-- WHAT THE TASK REQUIRES --
Drop every picture, then transcribe the remaining data exactly.

==================================================

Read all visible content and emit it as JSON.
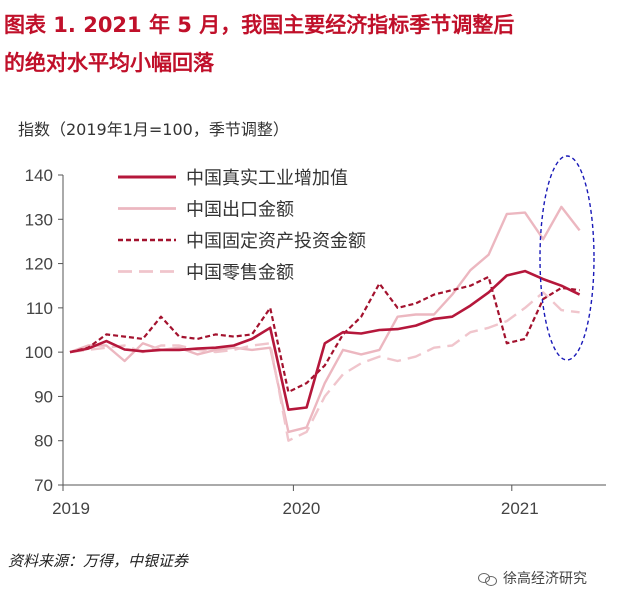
{
  "title": {
    "line1": "图表 1.  2021 年 5 月，我国主要经济指标季节调整后",
    "line2": "的绝对水平均小幅回落"
  },
  "unit_label": "指数（2019年1月=100，季节调整）",
  "source": "资料来源：万得，中银证券",
  "watermark": "徐高经济研究",
  "colors": {
    "title": "#c0102a",
    "industrial": "#b5173b",
    "exports": "#ecb7c0",
    "fai": "#a3122e",
    "retail": "#f0c5cc",
    "highlight": "#1a1ab8",
    "axis": "#555555"
  },
  "chart_data": {
    "type": "line",
    "ylim": [
      70,
      140
    ],
    "yticks": [
      70,
      80,
      90,
      100,
      110,
      120,
      130,
      140
    ],
    "xticks": [
      "2019",
      "2020",
      "2021"
    ],
    "x": [
      "2019-01",
      "2019-02",
      "2019-03",
      "2019-04",
      "2019-05",
      "2019-06",
      "2019-07",
      "2019-08",
      "2019-09",
      "2019-10",
      "2019-11",
      "2019-12",
      "2020-01",
      "2020-02",
      "2020-03",
      "2020-04",
      "2020-05",
      "2020-06",
      "2020-07",
      "2020-08",
      "2020-09",
      "2020-10",
      "2020-11",
      "2020-12",
      "2021-01",
      "2021-02",
      "2021-03",
      "2021-04",
      "2021-05"
    ],
    "series": [
      {
        "name": "中国真实工业增加值",
        "style": "solid-thick",
        "values": [
          100,
          100.8,
          102.5,
          100.6,
          100.2,
          100.5,
          100.5,
          100.8,
          101,
          101.5,
          103,
          105.5,
          87,
          87.5,
          102,
          104.5,
          104.2,
          105,
          105.2,
          106,
          107.5,
          108,
          110.5,
          113.5,
          117.3,
          118.3,
          116.5,
          115,
          113
        ]
      },
      {
        "name": "中国出口金额",
        "style": "solid",
        "values": [
          100,
          101.5,
          101.5,
          98,
          102,
          100.5,
          101,
          99.5,
          100.5,
          101,
          100.5,
          101,
          82,
          83,
          93,
          100.5,
          99.5,
          100.5,
          108,
          108.5,
          108.5,
          113,
          118.5,
          122,
          131.2,
          131.5,
          125.5,
          132.8,
          127.5
        ]
      },
      {
        "name": "中国固定资产投资金额",
        "style": "dashed",
        "values": [
          100,
          101,
          104,
          103.5,
          103,
          108,
          103.5,
          103,
          104,
          103.5,
          104,
          110,
          91,
          93,
          97,
          104,
          108,
          115.5,
          110,
          111,
          113,
          114,
          115,
          117,
          102,
          103,
          112,
          114.5,
          114
        ]
      },
      {
        "name": "中国零售金额",
        "style": "long-dashed",
        "values": [
          100,
          100.5,
          101,
          101.5,
          100,
          101.5,
          101.5,
          100.5,
          100,
          100.5,
          101.5,
          102,
          80,
          82,
          90,
          95,
          97.5,
          99,
          98,
          99,
          101,
          101.5,
          104.5,
          105.5,
          107,
          110,
          113.5,
          109.5,
          109
        ]
      }
    ]
  }
}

==================================================

-- OUTPUT FOR THIS TASK --
Read all visible content and emit it as JSON.
{
  "title": {
    "line1": "图表 1.  2021 年 5 月，我国主要经济指标季节调整后",
    "line2": "的绝对水平均小幅回落"
  },
  "unit_label": "指数（2019年1月=100，季节调整）",
  "source": "资料来源：万得，中银证券",
  "watermark": "徐高经济研究",
  "colors": {
    "title": "#c0102a",
    "industrial": "#b5173b",
    "exports": "#ecb7c0",
    "fai": "#a3122e",
    "retail": "#f0c5cc",
    "highlight": "#1a1ab8",
    "axis": "#555555"
  },
  "chart_data": {
    "type": "line",
    "ylim": [
      70,
      140
    ],
    "yticks": [
      70,
      80,
      90,
      100,
      110,
      120,
      130,
      140
    ],
    "xticks": [
      "2019",
      "2020",
      "2021"
    ],
    "x": [
      "2019-01",
      "2019-02",
      "2019-03",
      "2019-04",
      "2019-05",
      "2019-06",
      "2019-07",
      "2019-08",
      "2019-09",
      "2019-10",
      "2019-11",
      "2019-12",
      "2020-01",
      "2020-02",
      "2020-03",
      "2020-04",
      "2020-05",
      "2020-06",
      "2020-07",
      "2020-08",
      "2020-09",
      "2020-10",
      "2020-11",
      "2020-12",
      "2021-01",
      "2021-02",
      "2021-03",
      "2021-04",
      "2021-05"
    ],
    "series": [
      {
        "name": "中国真实工业增加值",
        "style": "solid-thick",
        "values": [
          100,
          100.8,
          102.5,
          100.6,
          100.2,
          100.5,
          100.5,
          100.8,
          101,
          101.5,
          103,
          105.5,
          87,
          87.5,
          102,
          104.5,
          104.2,
          105,
          105.2,
          106,
          107.5,
          108,
          110.5,
          113.5,
          117.3,
          118.3,
          116.5,
          115,
          113
        ]
      },
      {
        "name": "中国出口金额",
        "style": "solid",
        "values": [
          100,
          101.5,
          101.5,
          98,
          102,
          100.5,
          101,
          99.5,
          100.5,
          101,
          100.5,
          101,
          82,
          83,
          93,
          100.5,
          99.5,
          100.5,
          108,
          108.5,
          108.5,
          113,
          118.5,
          122,
          131.2,
          131.5,
          125.5,
          132.8,
          127.5
        ]
      },
      {
        "name": "中国固定资产投资金额",
        "style": "dashed",
        "values": [
          100,
          101,
          104,
          103.5,
          103,
          108,
          103.5,
          103,
          104,
          103.5,
          104,
          110,
          91,
          93,
          97,
          104,
          108,
          115.5,
          110,
          111,
          113,
          114,
          115,
          117,
          102,
          103,
          112,
          114.5,
          114
        ]
      },
      {
        "name": "中国零售金额",
        "style": "long-dashed",
        "values": [
          100,
          100.5,
          101,
          101.5,
          100,
          101.5,
          101.5,
          100.5,
          100,
          100.5,
          101.5,
          102,
          80,
          82,
          90,
          95,
          97.5,
          99,
          98,
          99,
          101,
          101.5,
          104.5,
          105.5,
          107,
          110,
          113.5,
          109.5,
          109
        ]
      }
    ]
  }
}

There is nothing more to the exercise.